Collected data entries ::

---+---

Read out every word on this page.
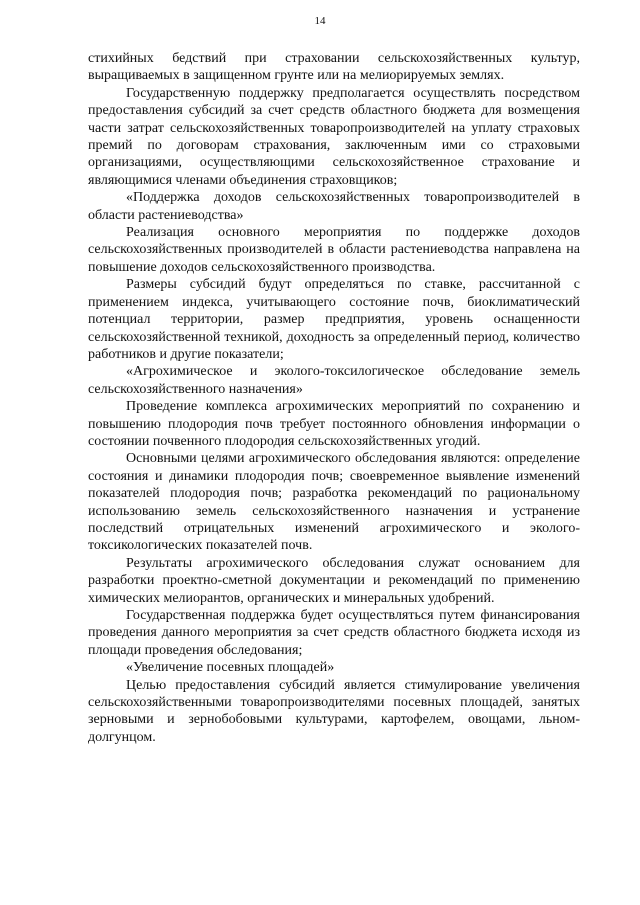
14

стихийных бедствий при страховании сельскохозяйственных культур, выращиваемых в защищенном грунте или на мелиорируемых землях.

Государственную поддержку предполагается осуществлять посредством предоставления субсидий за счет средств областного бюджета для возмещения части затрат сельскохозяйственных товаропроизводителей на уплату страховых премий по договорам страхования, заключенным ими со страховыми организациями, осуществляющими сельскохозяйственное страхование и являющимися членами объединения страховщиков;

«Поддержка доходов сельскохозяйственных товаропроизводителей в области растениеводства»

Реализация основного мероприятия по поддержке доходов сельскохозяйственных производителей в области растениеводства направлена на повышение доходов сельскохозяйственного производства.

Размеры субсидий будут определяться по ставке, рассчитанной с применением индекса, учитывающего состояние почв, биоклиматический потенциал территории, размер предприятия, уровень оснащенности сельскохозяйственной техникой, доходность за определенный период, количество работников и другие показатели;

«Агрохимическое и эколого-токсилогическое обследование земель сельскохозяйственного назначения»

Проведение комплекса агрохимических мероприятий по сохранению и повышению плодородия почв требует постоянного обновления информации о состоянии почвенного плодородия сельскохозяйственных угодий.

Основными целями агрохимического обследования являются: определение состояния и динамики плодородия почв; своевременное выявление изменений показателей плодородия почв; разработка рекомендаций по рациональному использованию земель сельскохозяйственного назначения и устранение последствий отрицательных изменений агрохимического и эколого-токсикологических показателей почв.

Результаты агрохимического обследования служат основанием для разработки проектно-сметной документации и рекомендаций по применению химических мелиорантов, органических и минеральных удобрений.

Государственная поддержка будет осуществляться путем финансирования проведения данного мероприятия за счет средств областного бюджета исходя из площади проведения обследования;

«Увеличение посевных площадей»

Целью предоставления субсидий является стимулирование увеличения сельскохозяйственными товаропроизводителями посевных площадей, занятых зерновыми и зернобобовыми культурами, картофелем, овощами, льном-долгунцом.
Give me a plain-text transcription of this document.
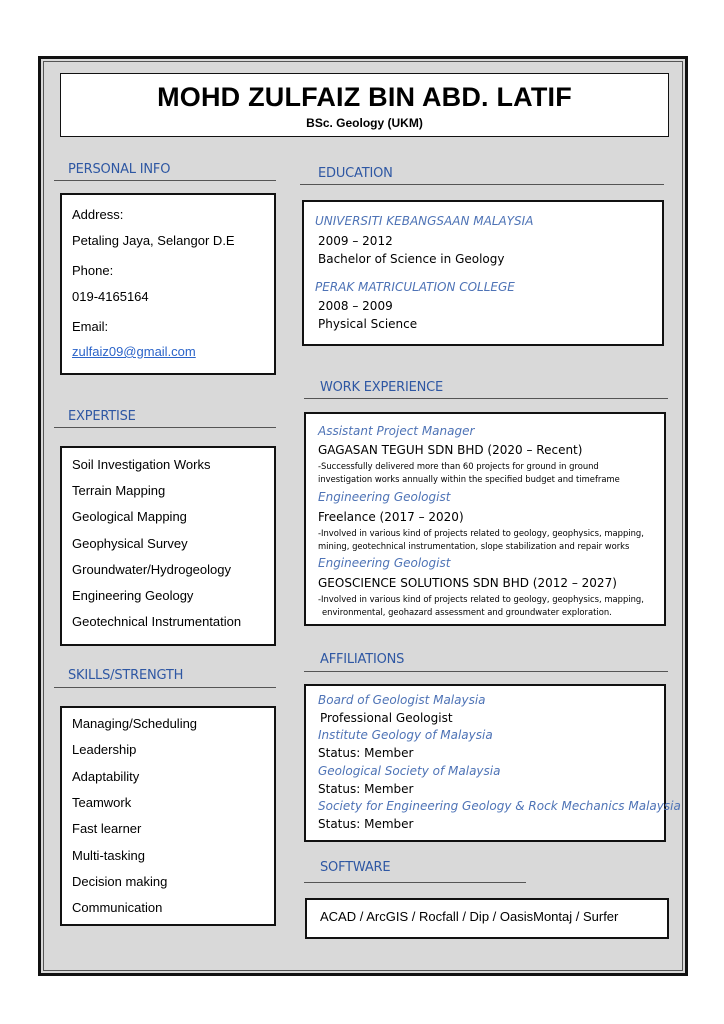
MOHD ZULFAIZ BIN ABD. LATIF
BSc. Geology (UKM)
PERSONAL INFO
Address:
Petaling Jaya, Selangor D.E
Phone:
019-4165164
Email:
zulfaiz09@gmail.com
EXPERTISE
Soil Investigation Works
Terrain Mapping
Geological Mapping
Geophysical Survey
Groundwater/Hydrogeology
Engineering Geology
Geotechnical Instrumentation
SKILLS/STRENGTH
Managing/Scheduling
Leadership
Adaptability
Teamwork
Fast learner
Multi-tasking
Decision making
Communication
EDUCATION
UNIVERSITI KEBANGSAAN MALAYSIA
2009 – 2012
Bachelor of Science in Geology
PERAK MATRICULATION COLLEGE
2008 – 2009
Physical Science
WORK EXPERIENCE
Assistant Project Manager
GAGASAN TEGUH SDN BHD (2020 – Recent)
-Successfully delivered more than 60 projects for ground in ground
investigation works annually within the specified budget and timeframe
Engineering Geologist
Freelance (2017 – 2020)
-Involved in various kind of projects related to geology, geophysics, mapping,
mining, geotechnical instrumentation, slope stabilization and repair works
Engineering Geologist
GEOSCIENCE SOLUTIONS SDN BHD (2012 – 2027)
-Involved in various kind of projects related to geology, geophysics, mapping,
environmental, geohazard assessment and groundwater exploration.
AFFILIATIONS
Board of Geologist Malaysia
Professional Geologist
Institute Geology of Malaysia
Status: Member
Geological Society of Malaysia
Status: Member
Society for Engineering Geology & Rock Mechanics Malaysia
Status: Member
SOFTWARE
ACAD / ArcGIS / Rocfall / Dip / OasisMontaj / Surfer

---+---

PROBLEM TO WORK ON ::
Repeat the records above verbatim, with no pictures in the result.

RESULT OF THE EXERCISE ::
Read out every word on this page.
14

стихийных бедствий при страховании сельскохозяйственных культур, выращиваемых в защищенном грунте или на мелиорируемых землях.

Государственную поддержку предполагается осуществлять посредством предоставления субсидий за счет средств областного бюджета для возмещения части затрат сельскохозяйственных товаропроизводителей на уплату страховых премий по договорам страхования, заключенным ими со страховыми организациями, осуществляющими сельскохозяйственное страхование и являющимися членами объединения страховщиков;

«Поддержка доходов сельскохозяйственных товаропроизводителей в области растениеводства»

Реализация основного мероприятия по поддержке доходов сельскохозяйственных производителей в области растениеводства направлена на повышение доходов сельскохозяйственного производства.

Размеры субсидий будут определяться по ставке, рассчитанной с применением индекса, учитывающего состояние почв, биоклиматический потенциал территории, размер предприятия, уровень оснащенности сельскохозяйственной техникой, доходность за определенный период, количество работников и другие показатели;

«Агрохимическое и эколого-токсилогическое обследование земель сельскохозяйственного назначения»

Проведение комплекса агрохимических мероприятий по сохранению и повышению плодородия почв требует постоянного обновления информации о состоянии почвенного плодородия сельскохозяйственных угодий.

Основными целями агрохимического обследования являются: определение состояния и динамики плодородия почв; своевременное выявление изменений показателей плодородия почв; разработка рекомендаций по рациональному использованию земель сельскохозяйственного назначения и устранение последствий отрицательных изменений агрохимического и эколого-токсикологических показателей почв.

Результаты агрохимического обследования служат основанием для разработки проектно-сметной документации и рекомендаций по применению химических мелиорантов, органических и минеральных удобрений.

Государственная поддержка будет осуществляться путем финансирования проведения данного мероприятия за счет средств областного бюджета исходя из площади проведения обследования;

«Увеличение посевных площадей»

Целью предоставления субсидий является стимулирование увеличения сельскохозяйственными товаропроизводителями посевных площадей, занятых зерновыми и зернобобовыми культурами, картофелем, овощами, льном-долгунцом.
Give me a plain-text transcription of this document.
MOHD ZULFAIZ BIN ABD. LATIF
BSc. Geology (UKM)
PERSONAL INFO
Address:
Petaling Jaya, Selangor D.E
Phone:
019-4165164
Email:
zulfaiz09@gmail.com
EXPERTISE
Soil Investigation Works
Terrain Mapping
Geological Mapping
Geophysical Survey
Groundwater/Hydrogeology
Engineering Geology
Geotechnical Instrumentation
SKILLS/STRENGTH
Managing/Scheduling
Leadership
Adaptability
Teamwork
Fast learner
Multi-tasking
Decision making
Communication
EDUCATION
UNIVERSITI KEBANGSAAN MALAYSIA
2009 – 2012
Bachelor of Science in Geology
PERAK MATRICULATION COLLEGE
2008 – 2009
Physical Science
WORK EXPERIENCE
Assistant Project Manager
GAGASAN TEGUH SDN BHD (2020 – Recent)
-Successfully delivered more than 60 projects for ground in ground
investigation works annually within the specified budget and timeframe
Engineering Geologist
Freelance (2017 – 2020)
-Involved in various kind of projects related to geology, geophysics, mapping,
mining, geotechnical instrumentation, slope stabilization and repair works
Engineering Geologist
GEOSCIENCE SOLUTIONS SDN BHD (2012 – 2027)
-Involved in various kind of projects related to geology, geophysics, mapping,
environmental, geohazard assessment and groundwater exploration.
AFFILIATIONS
Board of Geologist Malaysia
Professional Geologist
Institute Geology of Malaysia
Status: Member
Geological Society of Malaysia
Status: Member
Society for Engineering Geology & Rock Mechanics Malaysia
Status: Member
SOFTWARE
ACAD / ArcGIS / Rocfall / Dip / OasisMontaj / Surfer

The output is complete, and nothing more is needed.